▶ [Task goal] Only the pictures stay out; every record is to be quoted exactly.

▶ [Listed records]
= = = = = = =

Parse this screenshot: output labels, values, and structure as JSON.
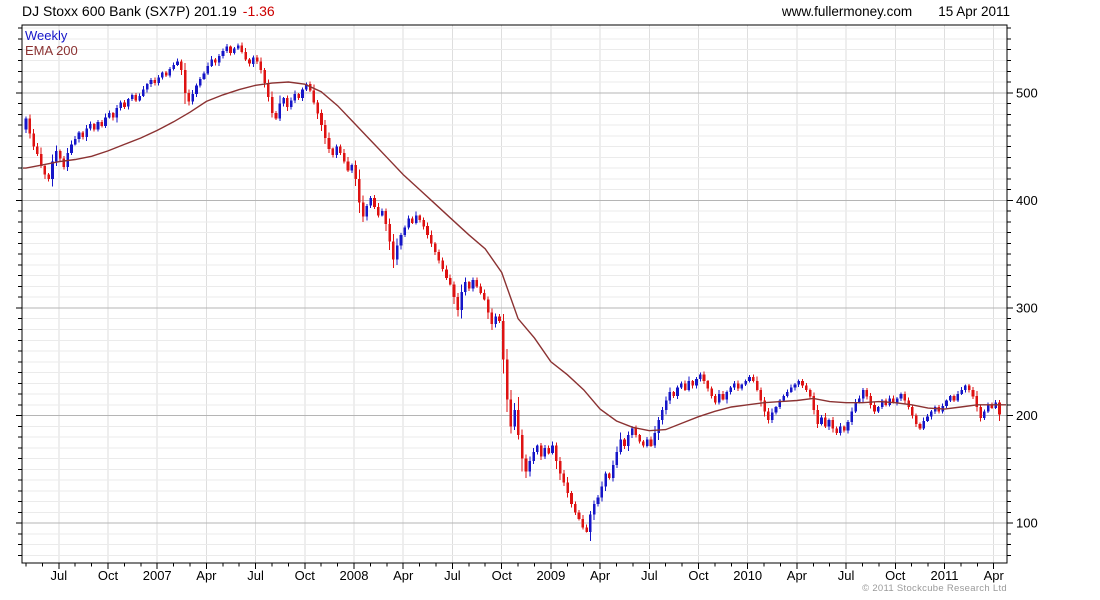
{
  "header": {
    "title": "DJ Stoxx 600 Bank (SX7P) 201.19",
    "change": "-1.36",
    "website": "www.fullermoney.com",
    "date": "15 Apr 2011"
  },
  "legend": {
    "series1": "Weekly",
    "series2": "EMA 200"
  },
  "footer": {
    "copyright": "© 2011 Stockcube Research Ltd"
  },
  "chart_data": {
    "type": "candlestick",
    "title": "DJ Stoxx 600 Bank (SX7P)",
    "frequency": "weekly",
    "start": "May 2006",
    "end": "15 Apr 2011",
    "last_price": 201.19,
    "change": -1.36,
    "legend_position": "top-left",
    "grid": true,
    "y_axis": {
      "side": "right",
      "min": 63,
      "max": 563,
      "major_ticks": [
        100,
        200,
        300,
        400,
        500
      ],
      "minor_step": 10,
      "grid_min": 70,
      "grid_max": 560
    },
    "x_axis": {
      "minor_tick": "monthly",
      "tick_labels": [
        "Jul",
        "Oct",
        "2007",
        "Apr",
        "Jul",
        "Oct",
        "2008",
        "Apr",
        "Jul",
        "Oct",
        "2009",
        "Apr",
        "Jul",
        "Oct",
        "2010",
        "Apr",
        "Jul",
        "Oct",
        "2011",
        "Apr"
      ],
      "tick_month_offsets": [
        2,
        5,
        8,
        11,
        14,
        17,
        20,
        23,
        26,
        29,
        32,
        35,
        38,
        41,
        44,
        47,
        50,
        53,
        56,
        59
      ],
      "weeks_per_month": 4.33
    },
    "colors": {
      "up": "#1616c8",
      "down": "#de1212",
      "ema": "#8b3232",
      "grid_minor": "#ebebeb",
      "grid_vert": "#dedede",
      "grid_major": "#b5b5b5",
      "change_text": "#cc0000",
      "axis": "#000000",
      "copyright": "#9a9a9a"
    },
    "series": [
      {
        "name": "Weekly",
        "type": "candles",
        "first_open": 466,
        "closes": [
          476,
          462,
          450,
          443,
          432,
          424,
          420,
          436,
          446,
          439,
          431,
          444,
          452,
          457,
          463,
          459,
          467,
          471,
          466,
          473,
          469,
          477,
          481,
          477,
          486,
          491,
          487,
          494,
          498,
          493,
          497,
          503,
          508,
          512,
          509,
          514,
          519,
          516,
          522,
          526,
          529,
          521,
          500,
          492,
          499,
          507,
          513,
          518,
          525,
          531,
          528,
          534,
          539,
          543,
          537,
          541,
          544,
          538,
          531,
          527,
          533,
          529,
          521,
          509,
          496,
          481,
          476,
          490,
          495,
          487,
          493,
          499,
          495,
          503,
          508,
          502,
          491,
          481,
          470,
          458,
          448,
          442,
          450,
          444,
          436,
          428,
          433,
          420,
          398,
          385,
          395,
          402,
          394,
          386,
          390,
          378,
          362,
          345,
          358,
          368,
          375,
          383,
          379,
          386,
          382,
          376,
          368,
          360,
          352,
          344,
          336,
          328,
          322,
          310,
          298,
          315,
          324,
          318,
          326,
          320,
          314,
          308,
          296,
          285,
          292,
          288,
          252,
          215,
          190,
          205,
          182,
          160,
          148,
          158,
          166,
          172,
          162,
          170,
          165,
          172,
          158,
          146,
          138,
          128,
          118,
          110,
          104,
          96,
          92,
          108,
          118,
          124,
          134,
          146,
          142,
          154,
          166,
          178,
          172,
          182,
          188,
          182,
          176,
          172,
          178,
          172,
          184,
          196,
          205,
          214,
          222,
          218,
          226,
          230,
          224,
          232,
          228,
          234,
          238,
          232,
          225,
          218,
          212,
          220,
          215,
          222,
          226,
          230,
          225,
          229,
          232,
          236,
          232,
          224,
          214,
          204,
          196,
          203,
          208,
          214,
          218,
          222,
          226,
          229,
          232,
          228,
          224,
          218,
          205,
          192,
          198,
          190,
          196,
          188,
          184,
          190,
          186,
          194,
          204,
          212,
          216,
          224,
          218,
          210,
          204,
          208,
          214,
          210,
          216,
          212,
          216,
          220,
          214,
          208,
          200,
          192,
          188,
          195,
          199,
          204,
          208,
          204,
          209,
          214,
          218,
          214,
          220,
          224,
          228,
          224,
          218,
          208,
          198,
          204,
          210,
          207,
          212,
          201
        ]
      },
      {
        "name": "EMA 200",
        "type": "line",
        "note": "values at each month start, May 2006 through Apr 2011 end",
        "monthly_values": [
          430,
          433,
          436,
          438,
          441,
          446,
          452,
          458,
          465,
          473,
          482,
          492,
          498,
          503,
          507,
          509,
          510,
          508,
          501,
          488,
          472,
          456,
          440,
          424,
          410,
          396,
          382,
          368,
          355,
          333,
          290,
          272,
          250,
          238,
          224,
          206,
          195,
          189,
          186,
          187,
          193,
          199,
          204,
          208,
          210,
          212,
          213,
          214,
          216,
          213,
          212,
          212,
          213,
          212,
          210,
          207,
          206,
          208,
          210,
          210,
          210
        ]
      }
    ]
  }
}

= = = = = = =

▶ [Final result]
Parse this screenshot: output labels, values, and structure as JSON.
{
  "header": {
    "title": "DJ Stoxx 600 Bank (SX7P) 201.19",
    "change": "-1.36",
    "website": "www.fullermoney.com",
    "date": "15 Apr 2011"
  },
  "legend": {
    "series1": "Weekly",
    "series2": "EMA 200"
  },
  "footer": {
    "copyright": "© 2011 Stockcube Research Ltd"
  },
  "chart_data": {
    "type": "candlestick",
    "title": "DJ Stoxx 600 Bank (SX7P)",
    "frequency": "weekly",
    "start": "May 2006",
    "end": "15 Apr 2011",
    "last_price": 201.19,
    "change": -1.36,
    "legend_position": "top-left",
    "grid": true,
    "y_axis": {
      "side": "right",
      "min": 63,
      "max": 563,
      "major_ticks": [
        100,
        200,
        300,
        400,
        500
      ],
      "minor_step": 10,
      "grid_min": 70,
      "grid_max": 560
    },
    "x_axis": {
      "minor_tick": "monthly",
      "tick_labels": [
        "Jul",
        "Oct",
        "2007",
        "Apr",
        "Jul",
        "Oct",
        "2008",
        "Apr",
        "Jul",
        "Oct",
        "2009",
        "Apr",
        "Jul",
        "Oct",
        "2010",
        "Apr",
        "Jul",
        "Oct",
        "2011",
        "Apr"
      ],
      "tick_month_offsets": [
        2,
        5,
        8,
        11,
        14,
        17,
        20,
        23,
        26,
        29,
        32,
        35,
        38,
        41,
        44,
        47,
        50,
        53,
        56,
        59
      ],
      "weeks_per_month": 4.33
    },
    "colors": {
      "up": "#1616c8",
      "down": "#de1212",
      "ema": "#8b3232",
      "grid_minor": "#ebebeb",
      "grid_vert": "#dedede",
      "grid_major": "#b5b5b5",
      "change_text": "#cc0000",
      "axis": "#000000",
      "copyright": "#9a9a9a"
    },
    "series": [
      {
        "name": "Weekly",
        "type": "candles",
        "first_open": 466,
        "closes": [
          476,
          462,
          450,
          443,
          432,
          424,
          420,
          436,
          446,
          439,
          431,
          444,
          452,
          457,
          463,
          459,
          467,
          471,
          466,
          473,
          469,
          477,
          481,
          477,
          486,
          491,
          487,
          494,
          498,
          493,
          497,
          503,
          508,
          512,
          509,
          514,
          519,
          516,
          522,
          526,
          529,
          521,
          500,
          492,
          499,
          507,
          513,
          518,
          525,
          531,
          528,
          534,
          539,
          543,
          537,
          541,
          544,
          538,
          531,
          527,
          533,
          529,
          521,
          509,
          496,
          481,
          476,
          490,
          495,
          487,
          493,
          499,
          495,
          503,
          508,
          502,
          491,
          481,
          470,
          458,
          448,
          442,
          450,
          444,
          436,
          428,
          433,
          420,
          398,
          385,
          395,
          402,
          394,
          386,
          390,
          378,
          362,
          345,
          358,
          368,
          375,
          383,
          379,
          386,
          382,
          376,
          368,
          360,
          352,
          344,
          336,
          328,
          322,
          310,
          298,
          315,
          324,
          318,
          326,
          320,
          314,
          308,
          296,
          285,
          292,
          288,
          252,
          215,
          190,
          205,
          182,
          160,
          148,
          158,
          166,
          172,
          162,
          170,
          165,
          172,
          158,
          146,
          138,
          128,
          118,
          110,
          104,
          96,
          92,
          108,
          118,
          124,
          134,
          146,
          142,
          154,
          166,
          178,
          172,
          182,
          188,
          182,
          176,
          172,
          178,
          172,
          184,
          196,
          205,
          214,
          222,
          218,
          226,
          230,
          224,
          232,
          228,
          234,
          238,
          232,
          225,
          218,
          212,
          220,
          215,
          222,
          226,
          230,
          225,
          229,
          232,
          236,
          232,
          224,
          214,
          204,
          196,
          203,
          208,
          214,
          218,
          222,
          226,
          229,
          232,
          228,
          224,
          218,
          205,
          192,
          198,
          190,
          196,
          188,
          184,
          190,
          186,
          194,
          204,
          212,
          216,
          224,
          218,
          210,
          204,
          208,
          214,
          210,
          216,
          212,
          216,
          220,
          214,
          208,
          200,
          192,
          188,
          195,
          199,
          204,
          208,
          204,
          209,
          214,
          218,
          214,
          220,
          224,
          228,
          224,
          218,
          208,
          198,
          204,
          210,
          207,
          212,
          201
        ]
      },
      {
        "name": "EMA 200",
        "type": "line",
        "note": "values at each month start, May 2006 through Apr 2011 end",
        "monthly_values": [
          430,
          433,
          436,
          438,
          441,
          446,
          452,
          458,
          465,
          473,
          482,
          492,
          498,
          503,
          507,
          509,
          510,
          508,
          501,
          488,
          472,
          456,
          440,
          424,
          410,
          396,
          382,
          368,
          355,
          333,
          290,
          272,
          250,
          238,
          224,
          206,
          195,
          189,
          186,
          187,
          193,
          199,
          204,
          208,
          210,
          212,
          213,
          214,
          216,
          213,
          212,
          212,
          213,
          212,
          210,
          207,
          206,
          208,
          210,
          210,
          210
        ]
      }
    ]
  }
}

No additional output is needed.